Data =
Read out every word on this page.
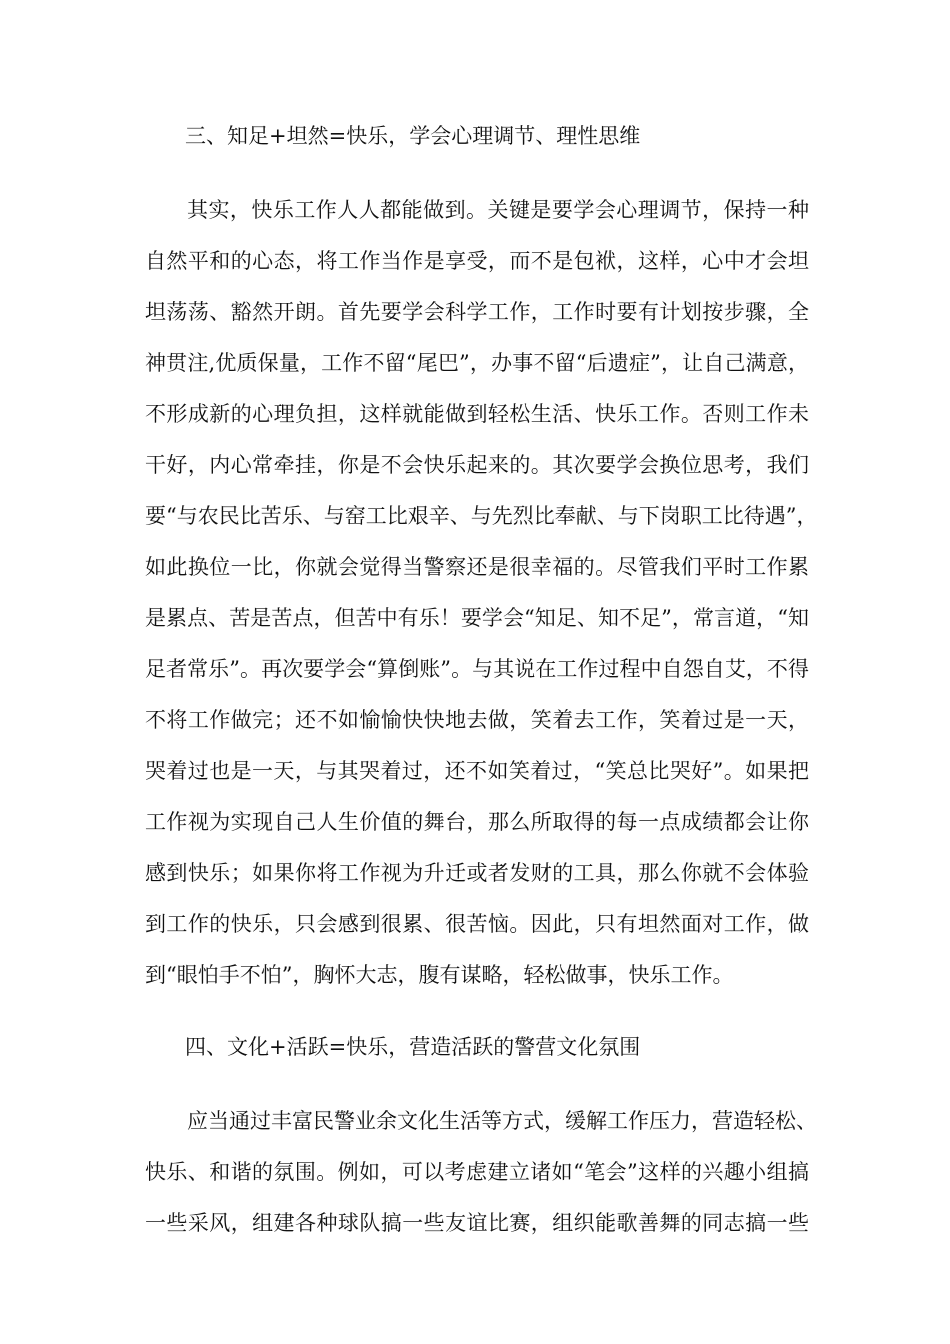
三、知足+坦然=快乐，学会心理调节、理性思维
其实，快乐工作人人都能做到。关键是要学会心理调节，保持一种
自然平和的心态，将工作当作是享受，而不是包袱，这样，心中才会坦
坦荡荡、豁然开朗。首先要学会科学工作，工作时要有计划按步骤，全
神贯注,优质保量，工作不留“尾巴”，办事不留“后遗症”，让自己满意，
不形成新的心理负担，这样就能做到轻松生活、快乐工作。否则工作未
干好，内心常牵挂，你是不会快乐起来的。其次要学会换位思考，我们
要“与农民比苦乐、与窑工比艰辛、与先烈比奉献、与下岗职工比待遇”，
如此换位一比，你就会觉得当警察还是很幸福的。尽管我们平时工作累
是累点、苦是苦点，但苦中有乐！要学会“知足、知不足”，常言道，“知
足者常乐”。再次要学会“算倒账”。与其说在工作过程中自怨自艾，不得
不将工作做完；还不如愉愉快快地去做，笑着去工作，笑着过是一天，
哭着过也是一天，与其哭着过，还不如笑着过，“笑总比哭好”。如果把
工作视为实现自己人生价值的舞台，那么所取得的每一点成绩都会让你
感到快乐；如果你将工作视为升迁或者发财的工具，那么你就不会体验
到工作的快乐，只会感到很累、很苦恼。因此，只有坦然面对工作，做
到“眼怕手不怕”，胸怀大志，腹有谋略，轻松做事，快乐工作。
四、文化+活跃=快乐，营造活跃的警营文化氛围
应当通过丰富民警业余文化生活等方式，缓解工作压力，营造轻松、
快乐、和谐的氛围。例如，可以考虑建立诸如“笔会”这样的兴趣小组搞
一些采风，组建各种球队搞一些友谊比赛，组织能歌善舞的同志搞一些
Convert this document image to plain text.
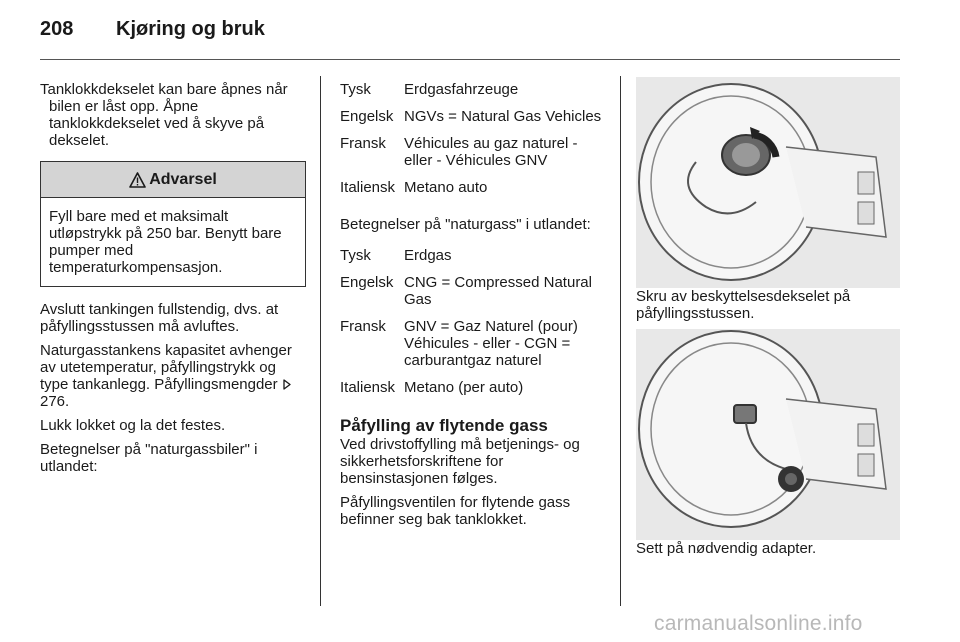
208 Kjøring og bruk

Tanklokkdekselet kan bare åpnes når bilen er låst opp. Åpne tanklokkdekselet ved å skyve på dekselet.

Advarsel
Fyll bare med et maksimalt utløpstrykk på 250 bar. Benytt bare pumper med temperaturkompensasjon.

Avslutt tankingen fullstendig, dvs. at påfyllingsstussen må avluftes.

Naturgasstankens kapasitet avhenger av utetemperatur, påfyllingstrykk og type tankanlegg. Påfyllingsmengder  276.

Lukk lokket og la det festes.

Betegnelser på "naturgassbiler" i utlandet:

Tysk	Erdgasfahrzeuge
Engelsk	NGVs = Natural Gas Vehicles
Fransk	Véhicules au gaz naturel - eller - Véhicules GNV
Italiensk	Metano auto

Betegnelser på "naturgass" i utlandet:

Tysk	Erdgas
Engelsk	CNG = Compressed Natural Gas
Fransk	GNV = Gaz Naturel (pour) Véhicules - eller - CGN = carburantgaz naturel
Italiensk	Metano (per auto)
Påfylling av flytende gass

Ved drivstoffylling må betjenings- og sikkerhetsforskriftene for bensinstasjonen følges.

Påfyllingsventilen for flytende gass befinner seg bak tanklokket.

Skru av beskyttelsesdekselet på påfyllingsstussen.

Sett på nødvendig adapter.

carmanualsonline.info
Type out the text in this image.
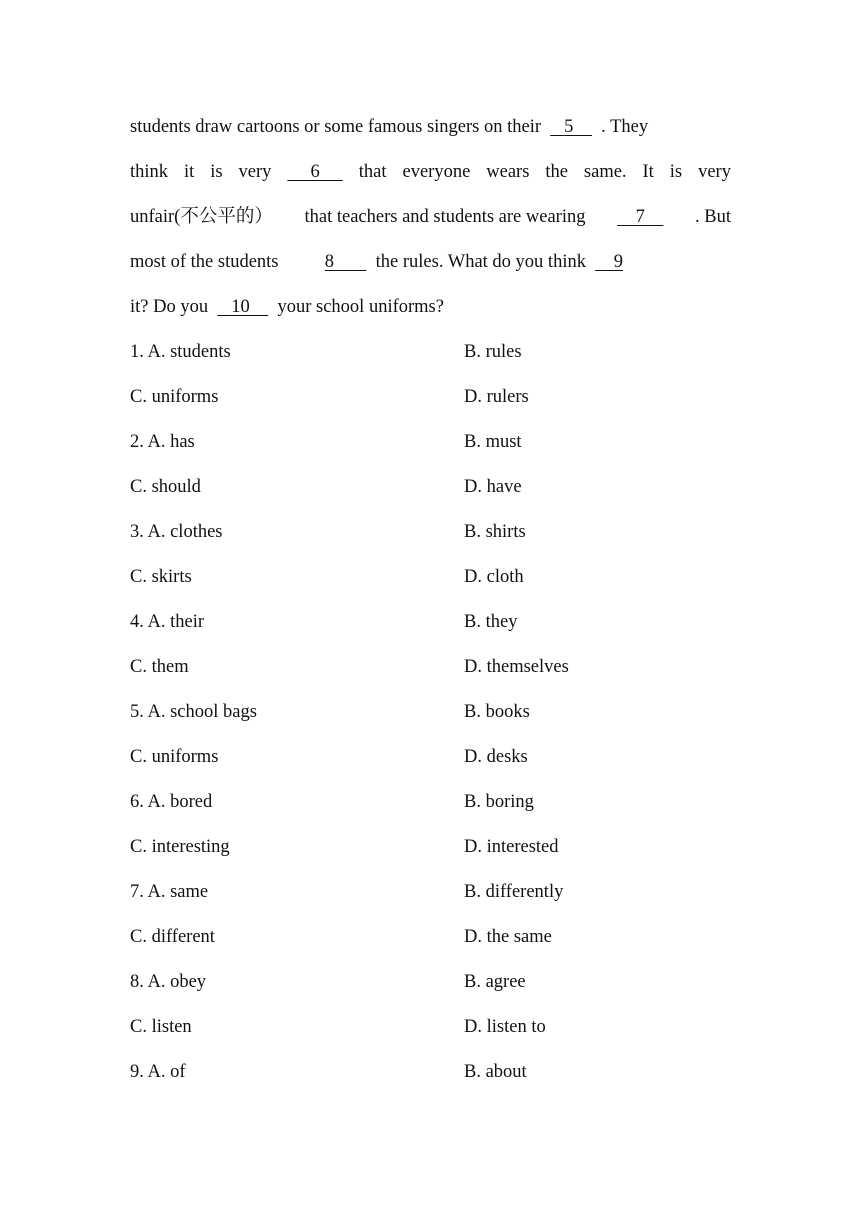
students draw cartoons or some famous singers on their 5 . They
think it is very	6	that everyone wears the same. It is very
unfair(不公平的） that teachers and students are wearing	7	. But
most of the students	8 the rules. What do you think 9
it? Do you 10 your school uniforms?
1. A. students	B. rules
C. uniforms	D. rulers
2. A. has	B. must
C. should	D. have
3. A. clothes	B. shirts
C. skirts	D. cloth
4. A. their	B. they
C. them	D. themselves
5. A. school bags	B. books
C. uniforms	D. desks
6. A. bored	B. boring
C. interesting	D. interested
7. A. same	B. differently
C. different	D. the same
8. A. obey	B. agree
C. listen	D. listen to
9. A. of	B. about
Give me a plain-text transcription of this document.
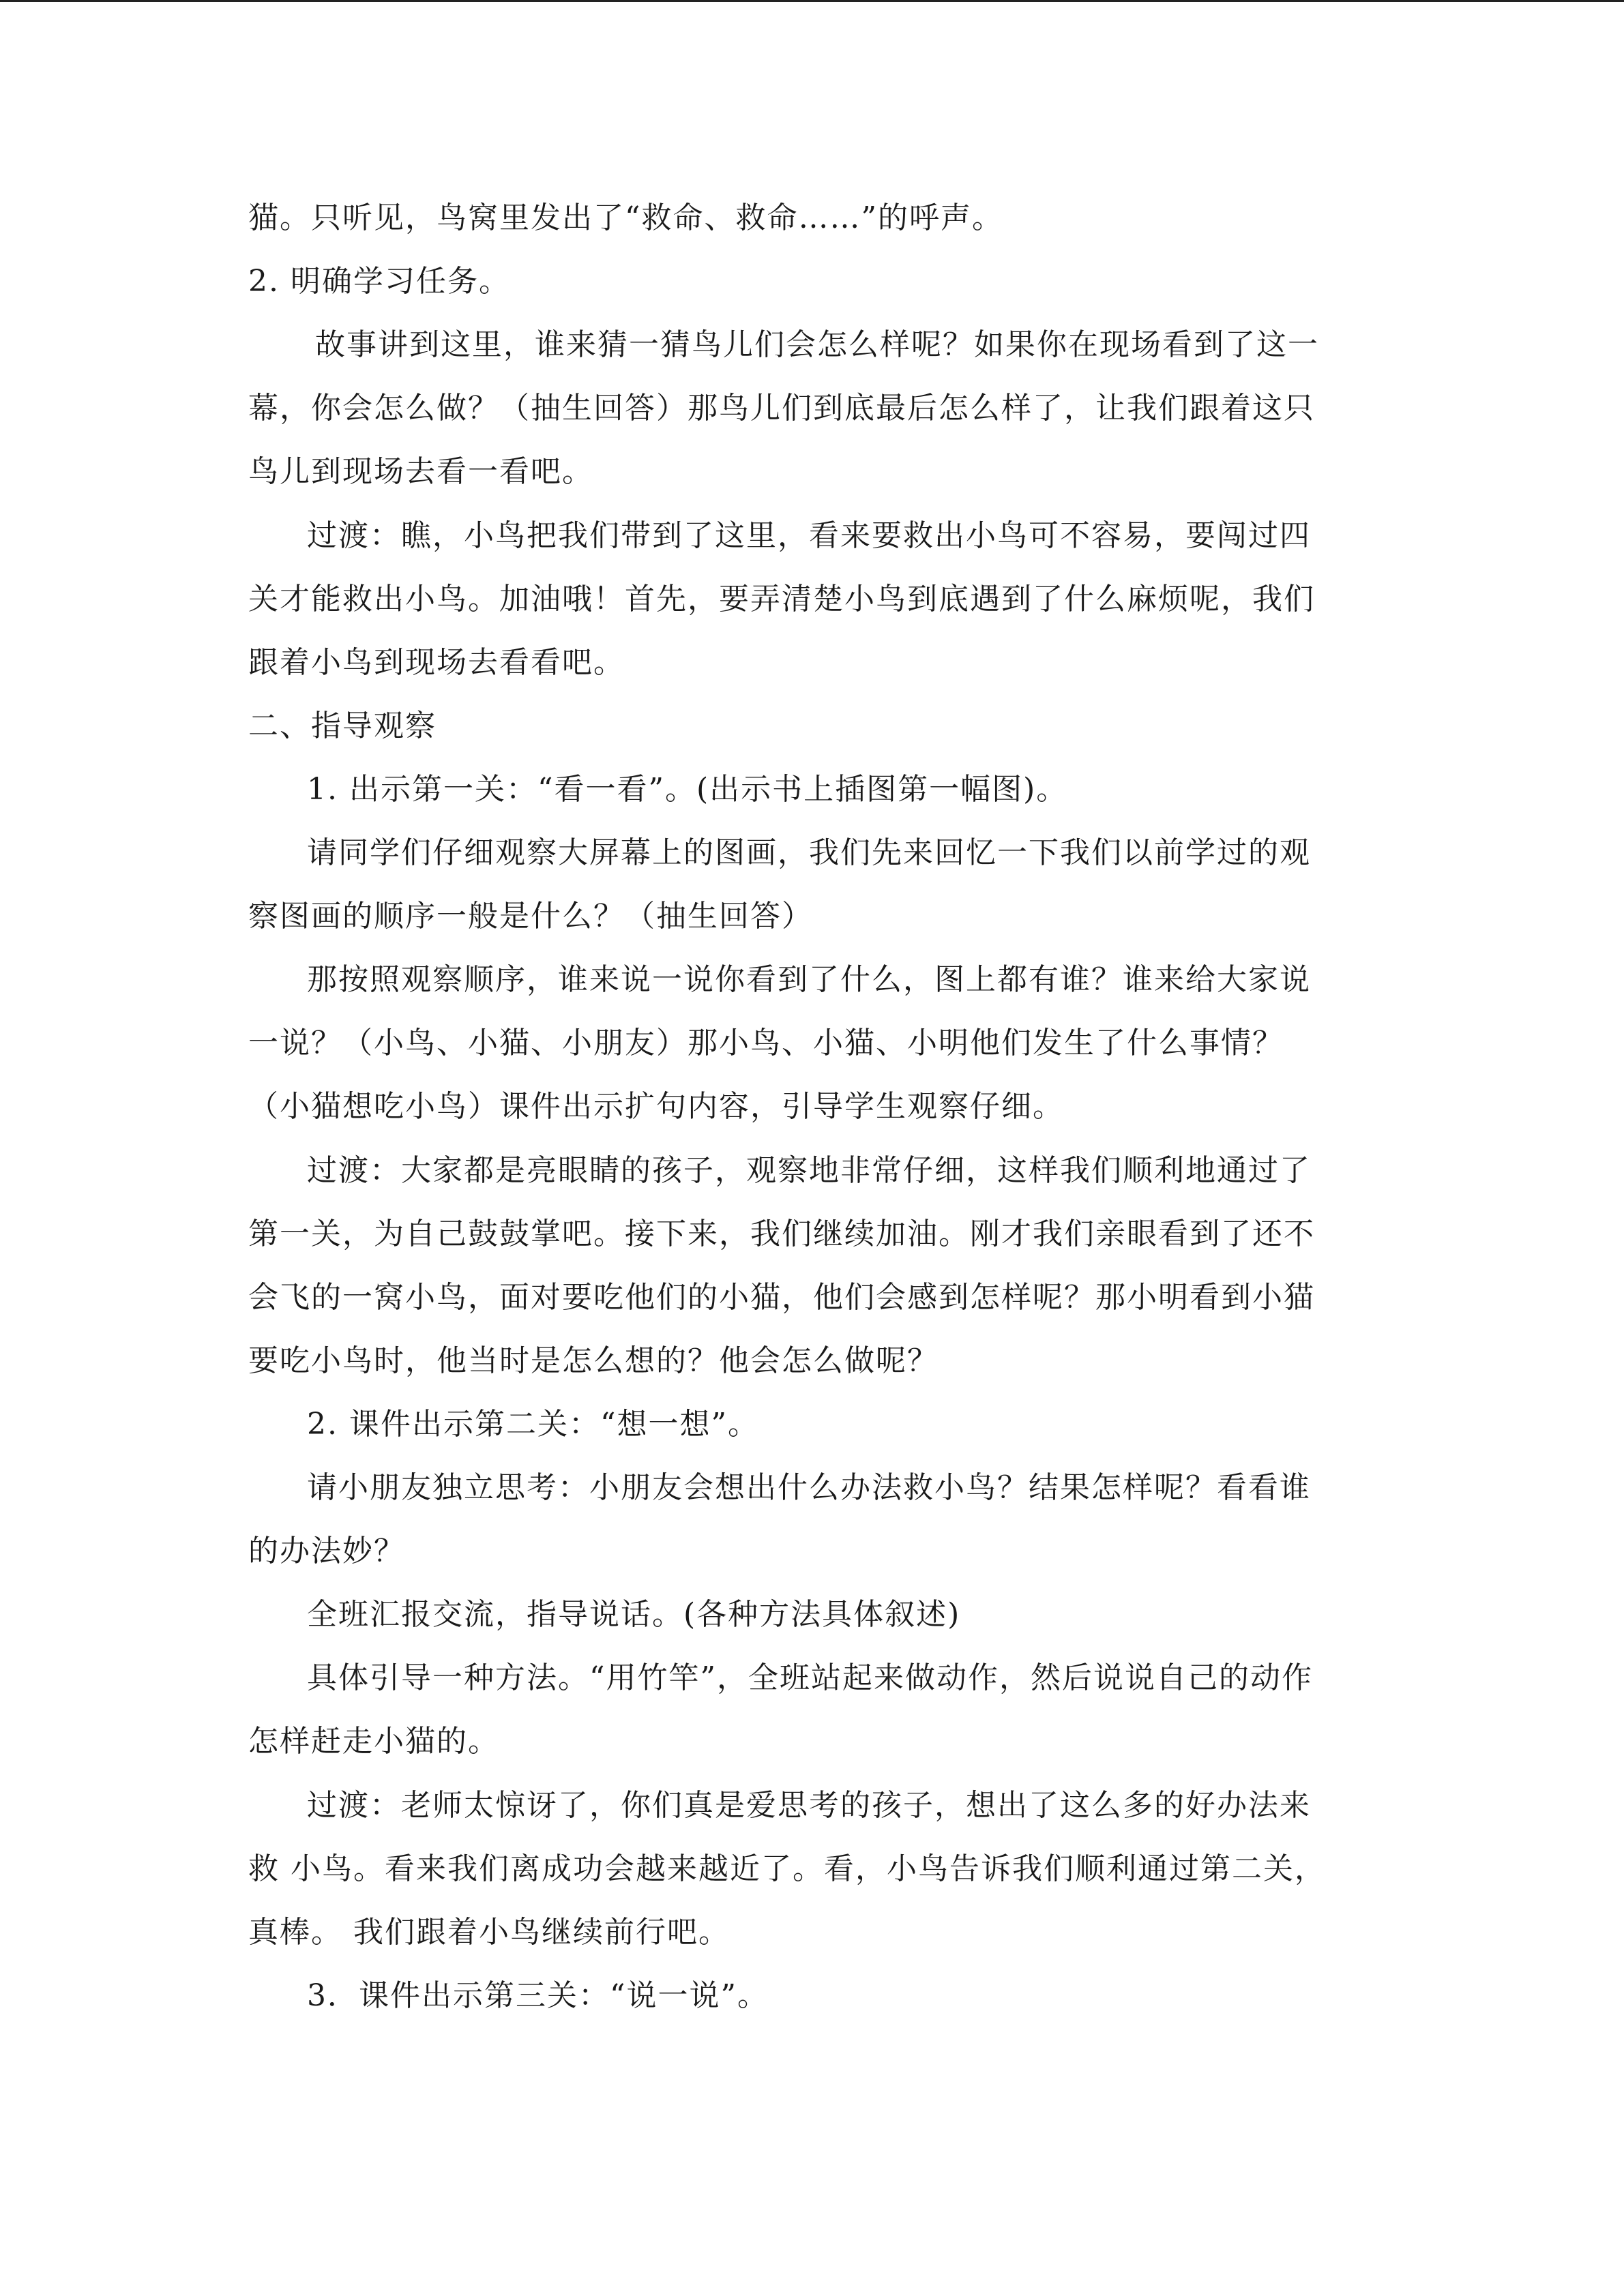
猫。只听见，鸟窝里发出了“救命、救命……”的呼声。
2. 明确学习任务。
故事讲到这里，谁来猜一猜鸟儿们会怎么样呢？如果你在现场看到了这一
幕，你会怎么做？（抽生回答）那鸟儿们到底最后怎么样了，让我们跟着这只
鸟儿到现场去看一看吧。
过渡：瞧，小鸟把我们带到了这里，看来要救出小鸟可不容易，要闯过四
关才能救出小鸟。加油哦！首先，要弄清楚小鸟到底遇到了什么麻烦呢，我们
跟着小鸟到现场去看看吧。
二、指导观察
1. 出示第一关：“看一看”。(出示书上插图第一幅图)。
请同学们仔细观察大屏幕上的图画，我们先来回忆一下我们以前学过的观
察图画的顺序一般是什么？（抽生回答）
那按照观察顺序，谁来说一说你看到了什么，图上都有谁？谁来给大家说
一说？（小鸟、小猫、小朋友）那小鸟、小猫、小明他们发生了什么事情？
（小猫想吃小鸟）课件出示扩句内容，引导学生观察仔细。
过渡：大家都是亮眼睛的孩子，观察地非常仔细，这样我们顺利地通过了
第一关，为自己鼓鼓掌吧。接下来，我们继续加油。刚才我们亲眼看到了还不
会飞的一窝小鸟，面对要吃他们的小猫，他们会感到怎样呢？那小明看到小猫
要吃小鸟时，他当时是怎么想的？他会怎么做呢？
2. 课件出示第二关：“想一想”。
请小朋友独立思考：小朋友会想出什么办法救小鸟？结果怎样呢？看看谁
的办法妙？
全班汇报交流，指导说话。(各种方法具体叙述)
具体引导一种方法。“用竹竿”，全班站起来做动作，然后说说自己的动作
怎样赶走小猫的。
过渡：老师太惊讶了，你们真是爱思考的孩子，想出了这么多的好办法来
救 小鸟。看来我们离成功会越来越近了。看，小鸟告诉我们顺利通过第二关，
真棒。 我们跟着小鸟继续前行吧。
3．课件出示第三关：“说一说”。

Do this = Transcribe every record above exactly, leaving out the pictures.

Correct result =
Read out every word on this page.
三、知足+坦然=快乐，学会心理调节、理性思维
其实，快乐工作人人都能做到。关键是要学会心理调节，保持一种
自然平和的心态，将工作当作是享受，而不是包袱，这样，心中才会坦
坦荡荡、豁然开朗。首先要学会科学工作，工作时要有计划按步骤，全
神贯注,优质保量，工作不留“尾巴”，办事不留“后遗症”，让自己满意，
不形成新的心理负担，这样就能做到轻松生活、快乐工作。否则工作未
干好，内心常牵挂，你是不会快乐起来的。其次要学会换位思考，我们
要“与农民比苦乐、与窑工比艰辛、与先烈比奉献、与下岗职工比待遇”，
如此换位一比，你就会觉得当警察还是很幸福的。尽管我们平时工作累
是累点、苦是苦点，但苦中有乐！要学会“知足、知不足”，常言道，“知
足者常乐”。再次要学会“算倒账”。与其说在工作过程中自怨自艾，不得
不将工作做完；还不如愉愉快快地去做，笑着去工作，笑着过是一天，
哭着过也是一天，与其哭着过，还不如笑着过，“笑总比哭好”。如果把
工作视为实现自己人生价值的舞台，那么所取得的每一点成绩都会让你
感到快乐；如果你将工作视为升迁或者发财的工具，那么你就不会体验
到工作的快乐，只会感到很累、很苦恼。因此，只有坦然面对工作，做
到“眼怕手不怕”，胸怀大志，腹有谋略，轻松做事，快乐工作。
四、文化+活跃=快乐，营造活跃的警营文化氛围
应当通过丰富民警业余文化生活等方式，缓解工作压力，营造轻松、
快乐、和谐的氛围。例如，可以考虑建立诸如“笔会”这样的兴趣小组搞
一些采风，组建各种球队搞一些友谊比赛，组织能歌善舞的同志搞一些
Convert this document image to plain text.
208 Kjøring og bruk

Tanklokkdekselet kan bare åpnes når bilen er låst opp. Åpne tanklokkdekselet ved å skyve på dekselet.

Advarsel
Fyll bare med et maksimalt utløpstrykk på 250 bar. Benytt bare pumper med temperaturkompensasjon.

Avslutt tankingen fullstendig, dvs. at påfyllingsstussen må avluftes.

Naturgasstankens kapasitet avhenger av utetemperatur, påfyllingstrykk og type tankanlegg. Påfyllingsmengder  276.

Lukk lokket og la det festes.

Betegnelser på "naturgassbiler" i utlandet:

Tysk	Erdgasfahrzeuge
Engelsk	NGVs = Natural Gas Vehicles
Fransk	Véhicules au gaz naturel - eller - Véhicules GNV
Italiensk	Metano auto

Betegnelser på "naturgass" i utlandet:

Tysk	Erdgas
Engelsk	CNG = Compressed Natural Gas
Fransk	GNV = Gaz Naturel (pour) Véhicules - eller - CGN = carburantgaz naturel
Italiensk	Metano (per auto)
Påfylling av flytende gass

Ved drivstoffylling må betjenings- og sikkerhetsforskriftene for bensinstasjonen følges.

Påfyllingsventilen for flytende gass befinner seg bak tanklokket.

Skru av beskyttelsesdekselet på påfyllingsstussen.

Sett på nødvendig adapter.

carmanualsonline.info
Type out the text in this image.
students draw cartoons or some famous singers on their 5 . They
think it is very	6	that everyone wears the same. It is very
unfair(不公平的） that teachers and students are wearing	7	. But
most of the students	8 the rules. What do you think 9
it? Do you 10 your school uniforms?
1. A. students	B. rules
C. uniforms	D. rulers
2. A. has	B. must
C. should	D. have
3. A. clothes	B. shirts
C. skirts	D. cloth
4. A. their	B. they
C. them	D. themselves
5. A. school bags	B. books
C. uniforms	D. desks
6. A. bored	B. boring
C. interesting	D. interested
7. A. same	B. differently
C. different	D. the same
8. A. obey	B. agree
C. listen	D. listen to
9. A. of	B. about
Give me a plain-text transcription of this document.
猫。只听见，鸟窝里发出了“救命、救命……”的呼声。
2. 明确学习任务。
故事讲到这里，谁来猜一猜鸟儿们会怎么样呢？如果你在现场看到了这一
幕，你会怎么做？（抽生回答）那鸟儿们到底最后怎么样了，让我们跟着这只
鸟儿到现场去看一看吧。
过渡：瞧，小鸟把我们带到了这里，看来要救出小鸟可不容易，要闯过四
关才能救出小鸟。加油哦！首先，要弄清楚小鸟到底遇到了什么麻烦呢，我们
跟着小鸟到现场去看看吧。
二、指导观察
1. 出示第一关：“看一看”。(出示书上插图第一幅图)。
请同学们仔细观察大屏幕上的图画，我们先来回忆一下我们以前学过的观
察图画的顺序一般是什么？（抽生回答）
那按照观察顺序，谁来说一说你看到了什么，图上都有谁？谁来给大家说
一说？（小鸟、小猫、小朋友）那小鸟、小猫、小明他们发生了什么事情？
（小猫想吃小鸟）课件出示扩句内容，引导学生观察仔细。
过渡：大家都是亮眼睛的孩子，观察地非常仔细，这样我们顺利地通过了
第一关，为自己鼓鼓掌吧。接下来，我们继续加油。刚才我们亲眼看到了还不
会飞的一窝小鸟，面对要吃他们的小猫，他们会感到怎样呢？那小明看到小猫
要吃小鸟时，他当时是怎么想的？他会怎么做呢？
2. 课件出示第二关：“想一想”。
请小朋友独立思考：小朋友会想出什么办法救小鸟？结果怎样呢？看看谁
的办法妙？
全班汇报交流，指导说话。(各种方法具体叙述)
具体引导一种方法。“用竹竿”，全班站起来做动作，然后说说自己的动作
怎样赶走小猫的。
过渡：老师太惊讶了，你们真是爱思考的孩子，想出了这么多的好办法来
救 小鸟。看来我们离成功会越来越近了。看，小鸟告诉我们顺利通过第二关，
真棒。 我们跟着小鸟继续前行吧。
3．课件出示第三关：“说一说”。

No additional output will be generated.